| Work to be completed |
Each record must be copied in full and unchanged; any image it holds is excluded.
**** Material for this exercise
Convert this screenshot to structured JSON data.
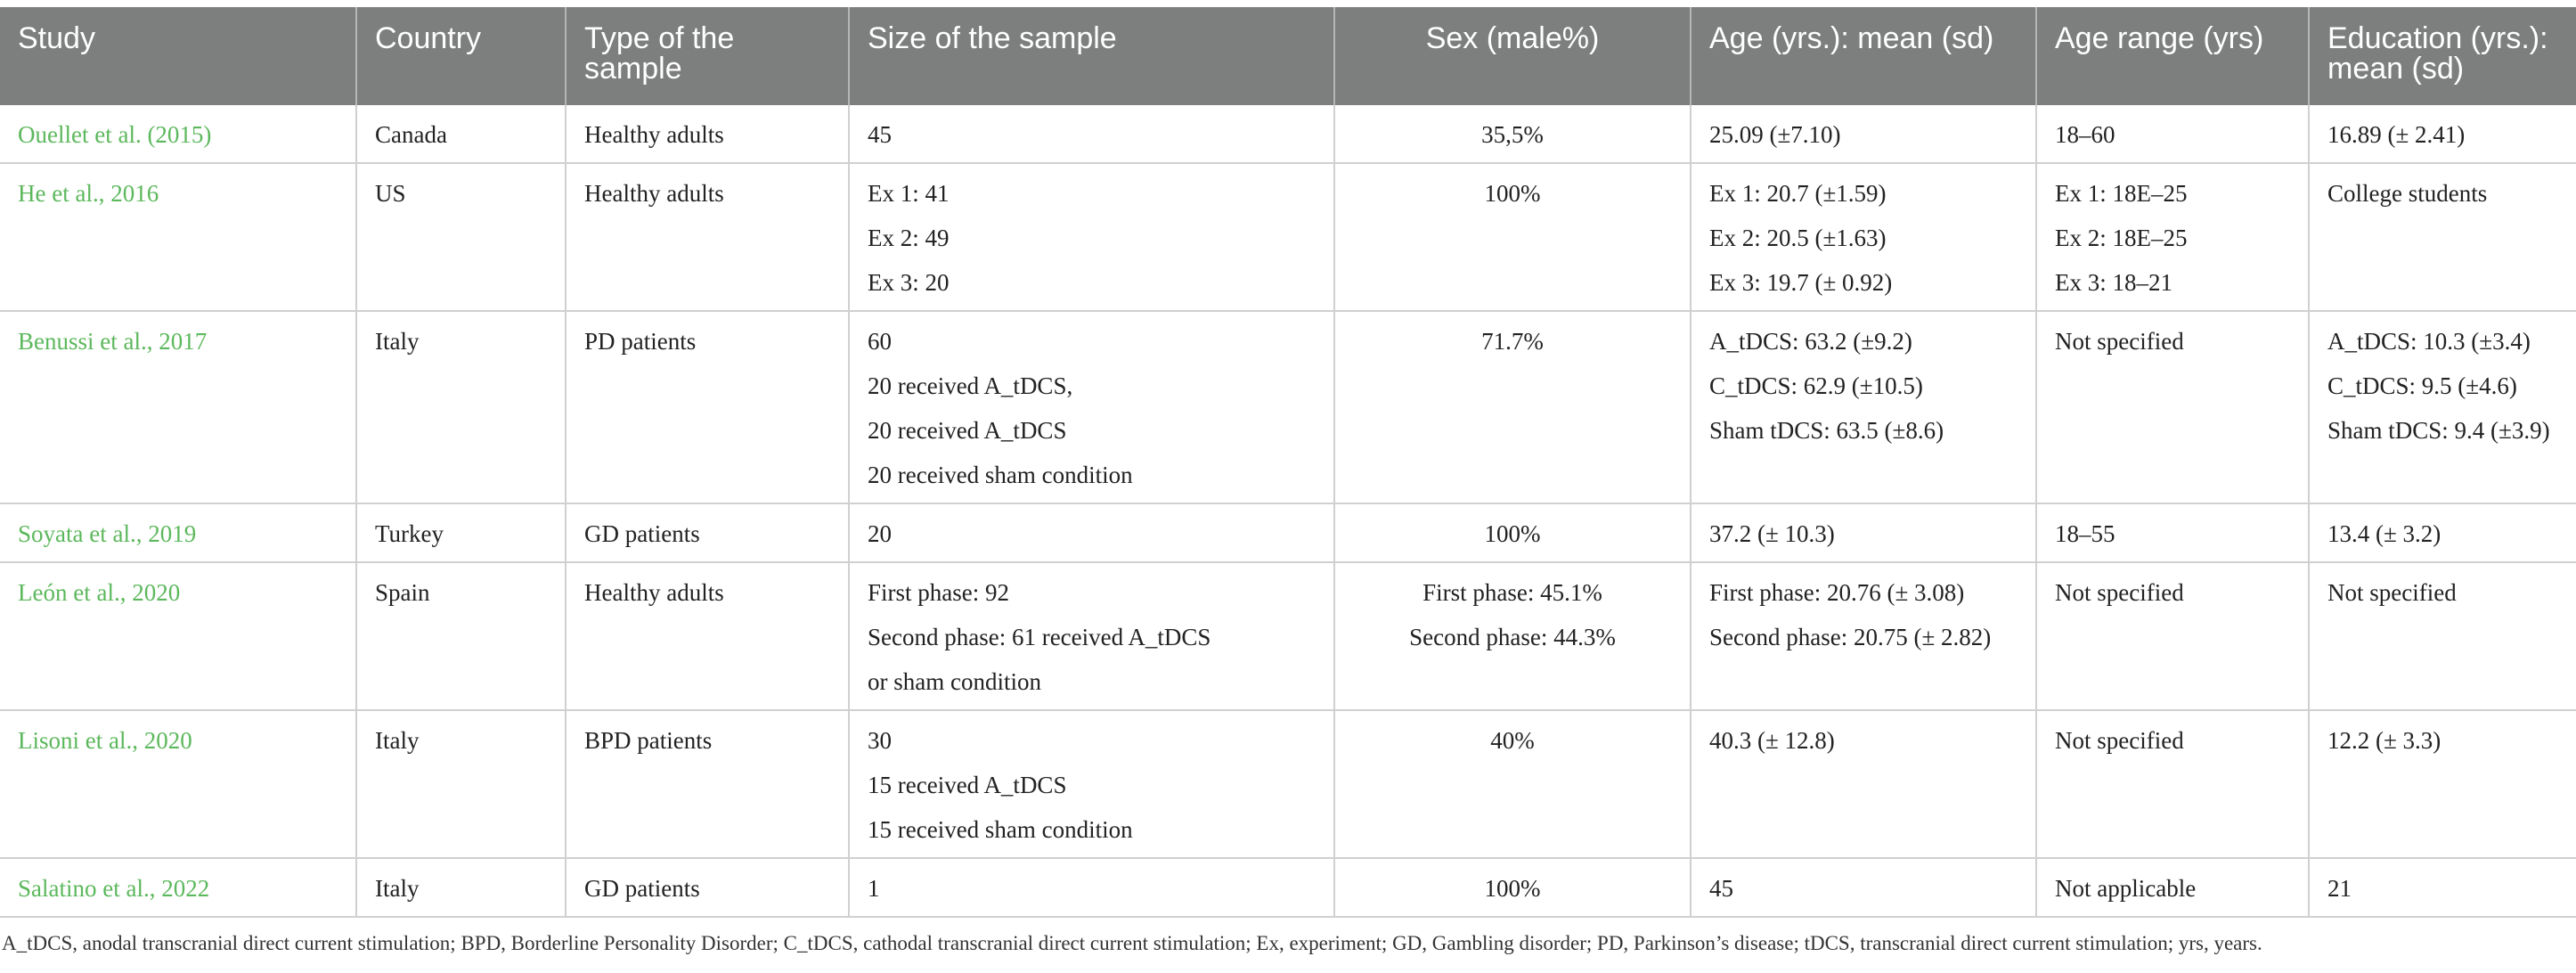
{
  "headers": [
    "Study",
    "Country",
    "Type of the sample",
    "Size of the sample",
    "Sex (male%)",
    "Age (yrs.): mean (sd)",
    "Age range (yrs)",
    "Education (yrs.): mean (sd)"
  ],
  "rows": [
    {
      "study": "Ouellet et al. (2015)",
      "country": "Canada",
      "type": "Healthy adults",
      "size": [
        "45"
      ],
      "sex": [
        "35,5%"
      ],
      "age": [
        "25.09 (±7.10)"
      ],
      "range": [
        "18–60"
      ],
      "education": [
        "16.89 (± 2.41)"
      ]
    },
    {
      "study": "He et al., 2016",
      "country": "US",
      "type": "Healthy adults",
      "size": [
        "Ex 1: 41",
        "Ex 2: 49",
        "Ex 3: 20"
      ],
      "sex": [
        "100%"
      ],
      "age": [
        "Ex 1: 20.7 (±1.59)",
        "Ex 2: 20.5 (±1.63)",
        "Ex 3: 19.7 (± 0.92)"
      ],
      "range": [
        "Ex 1: 18E–25",
        "Ex 2: 18E–25",
        "Ex 3: 18–21"
      ],
      "education": [
        "College students"
      ]
    },
    {
      "study": "Benussi et al., 2017",
      "country": "Italy",
      "type": "PD patients",
      "size": [
        "60",
        "20 received A_tDCS,",
        "20 received A_tDCS",
        "20 received sham condition"
      ],
      "sex": [
        "71.7%"
      ],
      "age": [
        "A_tDCS: 63.2 (±9.2)",
        "C_tDCS: 62.9 (±10.5)",
        "Sham tDCS: 63.5 (±8.6)"
      ],
      "range": [
        "Not specified"
      ],
      "education": [
        "A_tDCS: 10.3 (±3.4)",
        "C_tDCS: 9.5 (±4.6)",
        "Sham tDCS: 9.4 (±3.9)"
      ]
    },
    {
      "study": "Soyata et al., 2019",
      "country": "Turkey",
      "type": "GD patients",
      "size": [
        "20"
      ],
      "sex": [
        "100%"
      ],
      "age": [
        "37.2 (± 10.3)"
      ],
      "range": [
        "18–55"
      ],
      "education": [
        "13.4 (± 3.2)"
      ]
    },
    {
      "study": "León et al., 2020",
      "country": "Spain",
      "type": "Healthy adults",
      "size": [
        "First phase: 92",
        "Second phase: 61 received A_tDCS",
        "or sham condition"
      ],
      "sex": [
        "First phase: 45.1%",
        "Second phase: 44.3%"
      ],
      "age": [
        "First phase: 20.76 (± 3.08)",
        "Second phase: 20.75 (± 2.82)"
      ],
      "range": [
        "Not specified"
      ],
      "education": [
        "Not specified"
      ]
    },
    {
      "study": "Lisoni et al., 2020",
      "country": "Italy",
      "type": "BPD patients",
      "size": [
        "30",
        "15 received A_tDCS",
        "15 received sham condition"
      ],
      "sex": [
        "40%"
      ],
      "age": [
        "40.3 (± 12.8)"
      ],
      "range": [
        "Not specified"
      ],
      "education": [
        "12.2 (± 3.3)"
      ]
    },
    {
      "study": "Salatino et al., 2022",
      "country": "Italy",
      "type": "GD patients",
      "size": [
        "1"
      ],
      "sex": [
        "100%"
      ],
      "age": [
        "45"
      ],
      "range": [
        "Not applicable"
      ],
      "education": [
        "21"
      ]
    }
  ],
  "footnote": "A_tDCS, anodal transcranial direct current stimulation; BPD, Borderline Personality Disorder; C_tDCS, cathodal transcranial direct current stimulation; Ex, experiment; GD, Gambling disorder; PD, Parkinson’s disease; tDCS, transcranial direct current stimulation; yrs, years.",
  "colors": {
    "header_bg": "#7d7f7e",
    "study_link": "#5cb85c"
  }
}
********
| Answer |
Convert this screenshot to structured JSON data.
{
  "headers": [
    "Study",
    "Country",
    "Type of the sample",
    "Size of the sample",
    "Sex (male%)",
    "Age (yrs.): mean (sd)",
    "Age range (yrs)",
    "Education (yrs.): mean (sd)"
  ],
  "rows": [
    {
      "study": "Ouellet et al. (2015)",
      "country": "Canada",
      "type": "Healthy adults",
      "size": [
        "45"
      ],
      "sex": [
        "35,5%"
      ],
      "age": [
        "25.09 (±7.10)"
      ],
      "range": [
        "18–60"
      ],
      "education": [
        "16.89 (± 2.41)"
      ]
    },
    {
      "study": "He et al., 2016",
      "country": "US",
      "type": "Healthy adults",
      "size": [
        "Ex 1: 41",
        "Ex 2: 49",
        "Ex 3: 20"
      ],
      "sex": [
        "100%"
      ],
      "age": [
        "Ex 1: 20.7 (±1.59)",
        "Ex 2: 20.5 (±1.63)",
        "Ex 3: 19.7 (± 0.92)"
      ],
      "range": [
        "Ex 1: 18E–25",
        "Ex 2: 18E–25",
        "Ex 3: 18–21"
      ],
      "education": [
        "College students"
      ]
    },
    {
      "study": "Benussi et al., 2017",
      "country": "Italy",
      "type": "PD patients",
      "size": [
        "60",
        "20 received A_tDCS,",
        "20 received A_tDCS",
        "20 received sham condition"
      ],
      "sex": [
        "71.7%"
      ],
      "age": [
        "A_tDCS: 63.2 (±9.2)",
        "C_tDCS: 62.9 (±10.5)",
        "Sham tDCS: 63.5 (±8.6)"
      ],
      "range": [
        "Not specified"
      ],
      "education": [
        "A_tDCS: 10.3 (±3.4)",
        "C_tDCS: 9.5 (±4.6)",
        "Sham tDCS: 9.4 (±3.9)"
      ]
    },
    {
      "study": "Soyata et al., 2019",
      "country": "Turkey",
      "type": "GD patients",
      "size": [
        "20"
      ],
      "sex": [
        "100%"
      ],
      "age": [
        "37.2 (± 10.3)"
      ],
      "range": [
        "18–55"
      ],
      "education": [
        "13.4 (± 3.2)"
      ]
    },
    {
      "study": "León et al., 2020",
      "country": "Spain",
      "type": "Healthy adults",
      "size": [
        "First phase: 92",
        "Second phase: 61 received A_tDCS",
        "or sham condition"
      ],
      "sex": [
        "First phase: 45.1%",
        "Second phase: 44.3%"
      ],
      "age": [
        "First phase: 20.76 (± 3.08)",
        "Second phase: 20.75 (± 2.82)"
      ],
      "range": [
        "Not specified"
      ],
      "education": [
        "Not specified"
      ]
    },
    {
      "study": "Lisoni et al., 2020",
      "country": "Italy",
      "type": "BPD patients",
      "size": [
        "30",
        "15 received A_tDCS",
        "15 received sham condition"
      ],
      "sex": [
        "40%"
      ],
      "age": [
        "40.3 (± 12.8)"
      ],
      "range": [
        "Not specified"
      ],
      "education": [
        "12.2 (± 3.3)"
      ]
    },
    {
      "study": "Salatino et al., 2022",
      "country": "Italy",
      "type": "GD patients",
      "size": [
        "1"
      ],
      "sex": [
        "100%"
      ],
      "age": [
        "45"
      ],
      "range": [
        "Not applicable"
      ],
      "education": [
        "21"
      ]
    }
  ],
  "footnote": "A_tDCS, anodal transcranial direct current stimulation; BPD, Borderline Personality Disorder; C_tDCS, cathodal transcranial direct current stimulation; Ex, experiment; GD, Gambling disorder; PD, Parkinson’s disease; tDCS, transcranial direct current stimulation; yrs, years.",
  "colors": {
    "header_bg": "#7d7f7e",
    "study_link": "#5cb85c"
  }
}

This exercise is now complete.